TASK DESCRIPTION> Repeat the material exactly, leaving nothing out.

--------------------------------------------------

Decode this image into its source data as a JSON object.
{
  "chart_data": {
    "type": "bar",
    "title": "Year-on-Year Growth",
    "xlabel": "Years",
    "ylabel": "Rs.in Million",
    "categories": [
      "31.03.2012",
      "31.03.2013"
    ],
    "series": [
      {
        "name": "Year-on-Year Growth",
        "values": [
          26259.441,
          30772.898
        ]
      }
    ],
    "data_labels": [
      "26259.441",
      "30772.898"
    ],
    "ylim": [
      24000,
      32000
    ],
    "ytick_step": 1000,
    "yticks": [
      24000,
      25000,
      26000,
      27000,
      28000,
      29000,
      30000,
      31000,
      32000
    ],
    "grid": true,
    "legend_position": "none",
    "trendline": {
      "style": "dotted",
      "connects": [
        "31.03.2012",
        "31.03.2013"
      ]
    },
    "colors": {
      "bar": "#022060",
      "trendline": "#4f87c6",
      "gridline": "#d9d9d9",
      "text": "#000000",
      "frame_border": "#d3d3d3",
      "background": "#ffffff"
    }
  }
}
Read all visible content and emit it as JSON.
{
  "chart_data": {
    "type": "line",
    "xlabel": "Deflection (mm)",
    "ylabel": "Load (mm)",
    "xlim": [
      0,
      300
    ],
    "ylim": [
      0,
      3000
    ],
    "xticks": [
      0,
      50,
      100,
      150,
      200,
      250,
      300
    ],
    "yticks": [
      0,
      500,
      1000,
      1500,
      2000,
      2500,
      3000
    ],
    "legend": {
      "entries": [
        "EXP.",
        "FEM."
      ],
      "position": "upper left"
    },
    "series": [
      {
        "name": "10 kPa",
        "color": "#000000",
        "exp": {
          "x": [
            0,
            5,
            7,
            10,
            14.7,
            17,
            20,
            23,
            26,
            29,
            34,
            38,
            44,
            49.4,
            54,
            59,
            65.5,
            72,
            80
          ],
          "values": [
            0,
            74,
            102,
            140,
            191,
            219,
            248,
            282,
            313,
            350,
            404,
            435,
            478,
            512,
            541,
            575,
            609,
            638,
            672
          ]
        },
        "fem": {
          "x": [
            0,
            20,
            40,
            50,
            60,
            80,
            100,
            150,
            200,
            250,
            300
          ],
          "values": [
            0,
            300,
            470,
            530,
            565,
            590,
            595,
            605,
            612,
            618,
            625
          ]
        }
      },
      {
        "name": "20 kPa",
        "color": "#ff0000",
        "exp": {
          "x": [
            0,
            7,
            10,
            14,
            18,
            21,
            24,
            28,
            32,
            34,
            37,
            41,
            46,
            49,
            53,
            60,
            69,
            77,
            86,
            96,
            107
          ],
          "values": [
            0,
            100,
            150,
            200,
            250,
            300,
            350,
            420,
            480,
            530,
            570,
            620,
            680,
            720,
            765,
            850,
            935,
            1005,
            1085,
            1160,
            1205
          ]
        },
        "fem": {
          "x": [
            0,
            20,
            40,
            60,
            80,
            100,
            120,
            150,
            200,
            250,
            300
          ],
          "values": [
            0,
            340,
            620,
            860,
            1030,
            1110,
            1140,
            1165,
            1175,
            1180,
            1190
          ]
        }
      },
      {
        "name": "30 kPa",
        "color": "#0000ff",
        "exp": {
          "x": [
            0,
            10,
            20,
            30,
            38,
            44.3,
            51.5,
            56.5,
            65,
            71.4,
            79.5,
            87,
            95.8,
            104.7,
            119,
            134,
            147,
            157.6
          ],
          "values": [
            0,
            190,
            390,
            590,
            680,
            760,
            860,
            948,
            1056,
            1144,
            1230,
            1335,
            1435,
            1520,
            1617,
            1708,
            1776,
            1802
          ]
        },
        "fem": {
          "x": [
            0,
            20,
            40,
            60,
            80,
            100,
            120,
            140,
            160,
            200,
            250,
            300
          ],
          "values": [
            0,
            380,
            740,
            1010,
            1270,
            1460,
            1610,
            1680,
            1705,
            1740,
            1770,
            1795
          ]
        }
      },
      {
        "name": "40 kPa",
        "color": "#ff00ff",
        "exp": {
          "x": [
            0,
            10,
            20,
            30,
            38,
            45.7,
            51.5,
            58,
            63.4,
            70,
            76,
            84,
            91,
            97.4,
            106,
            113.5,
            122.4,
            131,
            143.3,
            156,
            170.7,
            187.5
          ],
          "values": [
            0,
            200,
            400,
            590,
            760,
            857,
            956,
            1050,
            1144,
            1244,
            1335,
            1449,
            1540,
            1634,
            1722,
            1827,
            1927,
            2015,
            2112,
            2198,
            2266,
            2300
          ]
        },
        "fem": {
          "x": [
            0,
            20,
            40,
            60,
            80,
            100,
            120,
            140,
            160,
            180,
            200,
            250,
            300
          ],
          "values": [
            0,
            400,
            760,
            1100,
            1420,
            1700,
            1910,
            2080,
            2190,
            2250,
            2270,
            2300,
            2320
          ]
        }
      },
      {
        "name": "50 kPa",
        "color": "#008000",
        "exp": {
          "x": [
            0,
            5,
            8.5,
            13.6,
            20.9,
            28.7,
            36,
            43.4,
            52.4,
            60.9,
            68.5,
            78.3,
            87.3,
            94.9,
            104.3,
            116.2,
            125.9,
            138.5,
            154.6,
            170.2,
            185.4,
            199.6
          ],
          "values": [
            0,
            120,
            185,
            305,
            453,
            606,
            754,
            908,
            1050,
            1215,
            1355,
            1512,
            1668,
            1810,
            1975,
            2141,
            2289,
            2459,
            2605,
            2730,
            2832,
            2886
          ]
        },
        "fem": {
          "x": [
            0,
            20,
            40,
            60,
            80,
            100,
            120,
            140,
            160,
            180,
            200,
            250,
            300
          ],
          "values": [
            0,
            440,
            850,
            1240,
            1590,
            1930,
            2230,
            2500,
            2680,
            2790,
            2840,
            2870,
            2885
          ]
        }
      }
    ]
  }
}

--------------------------------------------------

PROBLEM SOLUTION>
Decode this image into its source data as a JSON object.
{
  "chart_data": {
    "type": "bar",
    "title": "Year-on-Year Growth",
    "xlabel": "Years",
    "ylabel": "Rs.in Million",
    "categories": [
      "31.03.2012",
      "31.03.2013"
    ],
    "series": [
      {
        "name": "Year-on-Year Growth",
        "values": [
          26259.441,
          30772.898
        ]
      }
    ],
    "data_labels": [
      "26259.441",
      "30772.898"
    ],
    "ylim": [
      24000,
      32000
    ],
    "ytick_step": 1000,
    "yticks": [
      24000,
      25000,
      26000,
      27000,
      28000,
      29000,
      30000,
      31000,
      32000
    ],
    "grid": true,
    "legend_position": "none",
    "trendline": {
      "style": "dotted",
      "connects": [
        "31.03.2012",
        "31.03.2013"
      ]
    },
    "colors": {
      "bar": "#022060",
      "trendline": "#4f87c6",
      "gridline": "#d9d9d9",
      "text": "#000000",
      "frame_border": "#d3d3d3",
      "background": "#ffffff"
    }
  }
}
Read all visible content and emit it as JSON.
{
  "chart_data": {
    "type": "line",
    "xlabel": "Deflection (mm)",
    "ylabel": "Load (mm)",
    "xlim": [
      0,
      300
    ],
    "ylim": [
      0,
      3000
    ],
    "xticks": [
      0,
      50,
      100,
      150,
      200,
      250,
      300
    ],
    "yticks": [
      0,
      500,
      1000,
      1500,
      2000,
      2500,
      3000
    ],
    "legend": {
      "entries": [
        "EXP.",
        "FEM."
      ],
      "position": "upper left"
    },
    "series": [
      {
        "name": "10 kPa",
        "color": "#000000",
        "exp": {
          "x": [
            0,
            5,
            7,
            10,
            14.7,
            17,
            20,
            23,
            26,
            29,
            34,
            38,
            44,
            49.4,
            54,
            59,
            65.5,
            72,
            80
          ],
          "values": [
            0,
            74,
            102,
            140,
            191,
            219,
            248,
            282,
            313,
            350,
            404,
            435,
            478,
            512,
            541,
            575,
            609,
            638,
            672
          ]
        },
        "fem": {
          "x": [
            0,
            20,
            40,
            50,
            60,
            80,
            100,
            150,
            200,
            250,
            300
          ],
          "values": [
            0,
            300,
            470,
            530,
            565,
            590,
            595,
            605,
            612,
            618,
            625
          ]
        }
      },
      {
        "name": "20 kPa",
        "color": "#ff0000",
        "exp": {
          "x": [
            0,
            7,
            10,
            14,
            18,
            21,
            24,
            28,
            32,
            34,
            37,
            41,
            46,
            49,
            53,
            60,
            69,
            77,
            86,
            96,
            107
          ],
          "values": [
            0,
            100,
            150,
            200,
            250,
            300,
            350,
            420,
            480,
            530,
            570,
            620,
            680,
            720,
            765,
            850,
            935,
            1005,
            1085,
            1160,
            1205
          ]
        },
        "fem": {
          "x": [
            0,
            20,
            40,
            60,
            80,
            100,
            120,
            150,
            200,
            250,
            300
          ],
          "values": [
            0,
            340,
            620,
            860,
            1030,
            1110,
            1140,
            1165,
            1175,
            1180,
            1190
          ]
        }
      },
      {
        "name": "30 kPa",
        "color": "#0000ff",
        "exp": {
          "x": [
            0,
            10,
            20,
            30,
            38,
            44.3,
            51.5,
            56.5,
            65,
            71.4,
            79.5,
            87,
            95.8,
            104.7,
            119,
            134,
            147,
            157.6
          ],
          "values": [
            0,
            190,
            390,
            590,
            680,
            760,
            860,
            948,
            1056,
            1144,
            1230,
            1335,
            1435,
            1520,
            1617,
            1708,
            1776,
            1802
          ]
        },
        "fem": {
          "x": [
            0,
            20,
            40,
            60,
            80,
            100,
            120,
            140,
            160,
            200,
            250,
            300
          ],
          "values": [
            0,
            380,
            740,
            1010,
            1270,
            1460,
            1610,
            1680,
            1705,
            1740,
            1770,
            1795
          ]
        }
      },
      {
        "name": "40 kPa",
        "color": "#ff00ff",
        "exp": {
          "x": [
            0,
            10,
            20,
            30,
            38,
            45.7,
            51.5,
            58,
            63.4,
            70,
            76,
            84,
            91,
            97.4,
            106,
            113.5,
            122.4,
            131,
            143.3,
            156,
            170.7,
            187.5
          ],
          "values": [
            0,
            200,
            400,
            590,
            760,
            857,
            956,
            1050,
            1144,
            1244,
            1335,
            1449,
            1540,
            1634,
            1722,
            1827,
            1927,
            2015,
            2112,
            2198,
            2266,
            2300
          ]
        },
        "fem": {
          "x": [
            0,
            20,
            40,
            60,
            80,
            100,
            120,
            140,
            160,
            180,
            200,
            250,
            300
          ],
          "values": [
            0,
            400,
            760,
            1100,
            1420,
            1700,
            1910,
            2080,
            2190,
            2250,
            2270,
            2300,
            2320
          ]
        }
      },
      {
        "name": "50 kPa",
        "color": "#008000",
        "exp": {
          "x": [
            0,
            5,
            8.5,
            13.6,
            20.9,
            28.7,
            36,
            43.4,
            52.4,
            60.9,
            68.5,
            78.3,
            87.3,
            94.9,
            104.3,
            116.2,
            125.9,
            138.5,
            154.6,
            170.2,
            185.4,
            199.6
          ],
          "values": [
            0,
            120,
            185,
            305,
            453,
            606,
            754,
            908,
            1050,
            1215,
            1355,
            1512,
            1668,
            1810,
            1975,
            2141,
            2289,
            2459,
            2605,
            2730,
            2832,
            2886
          ]
        },
        "fem": {
          "x": [
            0,
            20,
            40,
            60,
            80,
            100,
            120,
            140,
            160,
            180,
            200,
            250,
            300
          ],
          "values": [
            0,
            440,
            850,
            1240,
            1590,
            1930,
            2230,
            2500,
            2680,
            2790,
            2840,
            2870,
            2885
          ]
        }
      }
    ]
  }
}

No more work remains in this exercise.